**REQUIRED WORK**
Only the lines holding the string "mais" are needed. Copy each one.
========================================================================
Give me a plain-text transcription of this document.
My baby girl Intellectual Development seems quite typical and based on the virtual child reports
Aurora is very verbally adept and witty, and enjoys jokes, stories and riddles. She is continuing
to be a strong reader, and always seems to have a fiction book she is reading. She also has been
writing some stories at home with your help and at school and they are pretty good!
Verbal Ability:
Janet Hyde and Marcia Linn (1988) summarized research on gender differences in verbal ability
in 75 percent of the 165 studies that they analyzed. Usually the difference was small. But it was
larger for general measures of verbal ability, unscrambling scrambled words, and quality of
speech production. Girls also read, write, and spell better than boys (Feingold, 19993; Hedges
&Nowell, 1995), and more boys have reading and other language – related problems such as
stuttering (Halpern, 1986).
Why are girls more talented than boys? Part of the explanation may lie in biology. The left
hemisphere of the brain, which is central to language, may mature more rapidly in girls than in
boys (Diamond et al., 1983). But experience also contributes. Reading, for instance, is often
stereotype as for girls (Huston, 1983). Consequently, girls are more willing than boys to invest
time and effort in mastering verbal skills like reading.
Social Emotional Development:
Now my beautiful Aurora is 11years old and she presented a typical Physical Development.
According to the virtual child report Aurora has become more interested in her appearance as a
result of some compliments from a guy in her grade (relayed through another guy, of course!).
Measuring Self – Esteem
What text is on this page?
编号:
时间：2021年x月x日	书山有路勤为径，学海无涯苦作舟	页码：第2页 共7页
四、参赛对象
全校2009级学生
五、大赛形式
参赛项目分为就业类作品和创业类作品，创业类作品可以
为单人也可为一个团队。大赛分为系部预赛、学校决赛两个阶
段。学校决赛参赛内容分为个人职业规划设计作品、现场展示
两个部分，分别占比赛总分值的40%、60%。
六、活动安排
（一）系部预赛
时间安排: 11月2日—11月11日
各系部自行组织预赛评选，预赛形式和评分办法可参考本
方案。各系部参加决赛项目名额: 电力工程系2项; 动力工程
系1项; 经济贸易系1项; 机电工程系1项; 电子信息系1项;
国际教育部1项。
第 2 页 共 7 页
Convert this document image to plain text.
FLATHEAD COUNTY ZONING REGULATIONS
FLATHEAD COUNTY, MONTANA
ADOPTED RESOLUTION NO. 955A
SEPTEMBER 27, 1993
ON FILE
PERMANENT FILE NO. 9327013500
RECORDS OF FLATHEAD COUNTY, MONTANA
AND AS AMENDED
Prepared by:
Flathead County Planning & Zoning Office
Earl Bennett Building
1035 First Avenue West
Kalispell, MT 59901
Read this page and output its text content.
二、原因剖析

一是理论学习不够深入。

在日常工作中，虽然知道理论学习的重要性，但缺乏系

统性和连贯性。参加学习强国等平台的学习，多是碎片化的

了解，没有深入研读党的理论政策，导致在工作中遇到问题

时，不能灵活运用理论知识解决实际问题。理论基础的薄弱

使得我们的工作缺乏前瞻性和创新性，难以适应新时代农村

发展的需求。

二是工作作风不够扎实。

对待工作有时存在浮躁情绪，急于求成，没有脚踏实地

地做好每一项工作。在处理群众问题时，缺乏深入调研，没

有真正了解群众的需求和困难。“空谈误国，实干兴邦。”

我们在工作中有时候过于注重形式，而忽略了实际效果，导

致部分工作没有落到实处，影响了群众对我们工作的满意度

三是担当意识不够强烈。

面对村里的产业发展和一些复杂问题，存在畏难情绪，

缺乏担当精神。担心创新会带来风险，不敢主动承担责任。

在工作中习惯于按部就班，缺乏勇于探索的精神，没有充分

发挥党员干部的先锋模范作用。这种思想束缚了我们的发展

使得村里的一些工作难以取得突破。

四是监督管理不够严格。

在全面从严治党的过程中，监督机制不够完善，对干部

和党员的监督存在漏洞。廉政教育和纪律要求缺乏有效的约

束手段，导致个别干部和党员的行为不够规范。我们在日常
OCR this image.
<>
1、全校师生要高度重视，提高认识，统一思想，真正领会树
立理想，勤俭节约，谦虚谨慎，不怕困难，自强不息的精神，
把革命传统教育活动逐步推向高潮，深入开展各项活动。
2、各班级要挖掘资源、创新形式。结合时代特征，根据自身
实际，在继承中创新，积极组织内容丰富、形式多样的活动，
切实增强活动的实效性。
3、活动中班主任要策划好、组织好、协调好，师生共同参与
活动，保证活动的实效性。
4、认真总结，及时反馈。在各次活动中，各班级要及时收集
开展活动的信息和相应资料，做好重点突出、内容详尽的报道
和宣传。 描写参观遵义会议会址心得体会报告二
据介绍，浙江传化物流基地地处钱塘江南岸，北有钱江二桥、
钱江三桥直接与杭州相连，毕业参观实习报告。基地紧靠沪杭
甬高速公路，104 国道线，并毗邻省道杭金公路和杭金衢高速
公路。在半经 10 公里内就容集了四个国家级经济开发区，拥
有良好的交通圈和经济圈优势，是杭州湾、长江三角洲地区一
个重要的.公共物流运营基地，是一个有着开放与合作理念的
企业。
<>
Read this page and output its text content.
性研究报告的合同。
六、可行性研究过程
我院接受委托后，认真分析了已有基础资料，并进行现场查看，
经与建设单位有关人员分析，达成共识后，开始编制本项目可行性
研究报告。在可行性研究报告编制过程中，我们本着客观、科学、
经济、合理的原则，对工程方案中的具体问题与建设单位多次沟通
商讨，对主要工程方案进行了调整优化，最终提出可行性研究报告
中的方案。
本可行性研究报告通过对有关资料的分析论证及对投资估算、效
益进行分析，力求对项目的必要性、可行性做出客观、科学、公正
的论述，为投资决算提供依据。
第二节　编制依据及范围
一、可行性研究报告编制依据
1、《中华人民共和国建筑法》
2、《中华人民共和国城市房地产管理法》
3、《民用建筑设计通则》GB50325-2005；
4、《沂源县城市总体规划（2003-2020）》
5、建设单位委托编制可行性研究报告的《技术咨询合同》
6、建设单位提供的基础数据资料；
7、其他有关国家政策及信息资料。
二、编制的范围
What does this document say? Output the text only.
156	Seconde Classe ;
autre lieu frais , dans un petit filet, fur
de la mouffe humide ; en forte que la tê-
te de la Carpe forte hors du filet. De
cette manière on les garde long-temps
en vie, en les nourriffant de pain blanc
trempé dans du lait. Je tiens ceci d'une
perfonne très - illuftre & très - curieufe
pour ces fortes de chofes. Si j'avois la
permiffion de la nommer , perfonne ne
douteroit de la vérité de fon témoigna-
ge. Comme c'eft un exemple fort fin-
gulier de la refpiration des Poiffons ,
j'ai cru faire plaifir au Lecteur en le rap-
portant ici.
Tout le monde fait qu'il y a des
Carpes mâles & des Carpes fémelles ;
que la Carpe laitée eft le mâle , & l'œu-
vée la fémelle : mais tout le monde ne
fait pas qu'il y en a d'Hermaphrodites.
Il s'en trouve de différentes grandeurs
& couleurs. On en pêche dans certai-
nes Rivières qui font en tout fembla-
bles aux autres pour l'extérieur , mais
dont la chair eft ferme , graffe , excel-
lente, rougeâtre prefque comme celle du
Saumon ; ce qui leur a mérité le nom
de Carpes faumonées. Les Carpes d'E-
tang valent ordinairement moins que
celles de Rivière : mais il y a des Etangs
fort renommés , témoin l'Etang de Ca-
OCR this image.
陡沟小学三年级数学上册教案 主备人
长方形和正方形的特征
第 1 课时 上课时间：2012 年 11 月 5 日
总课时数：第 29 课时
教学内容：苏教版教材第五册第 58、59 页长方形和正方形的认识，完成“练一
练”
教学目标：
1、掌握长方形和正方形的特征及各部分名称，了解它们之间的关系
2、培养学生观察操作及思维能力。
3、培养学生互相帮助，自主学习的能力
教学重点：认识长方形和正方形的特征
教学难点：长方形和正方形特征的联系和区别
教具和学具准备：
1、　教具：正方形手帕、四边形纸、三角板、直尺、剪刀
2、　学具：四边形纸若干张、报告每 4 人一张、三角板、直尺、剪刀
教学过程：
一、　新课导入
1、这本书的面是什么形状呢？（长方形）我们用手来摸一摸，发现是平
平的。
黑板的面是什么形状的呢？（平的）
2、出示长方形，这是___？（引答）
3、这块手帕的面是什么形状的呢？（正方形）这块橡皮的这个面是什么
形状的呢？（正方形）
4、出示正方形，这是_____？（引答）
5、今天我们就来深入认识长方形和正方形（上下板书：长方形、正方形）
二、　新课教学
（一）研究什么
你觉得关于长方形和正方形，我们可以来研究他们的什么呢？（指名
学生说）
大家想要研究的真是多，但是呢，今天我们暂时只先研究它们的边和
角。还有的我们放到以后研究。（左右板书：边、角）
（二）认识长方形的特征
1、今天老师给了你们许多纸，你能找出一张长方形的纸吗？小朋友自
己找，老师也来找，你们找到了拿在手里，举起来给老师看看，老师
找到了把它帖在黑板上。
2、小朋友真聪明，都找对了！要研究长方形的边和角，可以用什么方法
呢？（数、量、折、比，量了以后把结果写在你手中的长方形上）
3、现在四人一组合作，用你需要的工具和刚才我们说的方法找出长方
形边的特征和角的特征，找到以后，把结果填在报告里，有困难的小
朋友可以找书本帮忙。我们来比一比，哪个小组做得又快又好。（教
========================================================================
**SOLVED PROBLEM**
vée la fémelle : mais tout le monde ne
bles aux autres pour l'extérieur , mais
celles de Rivière : mais il y a des Etangs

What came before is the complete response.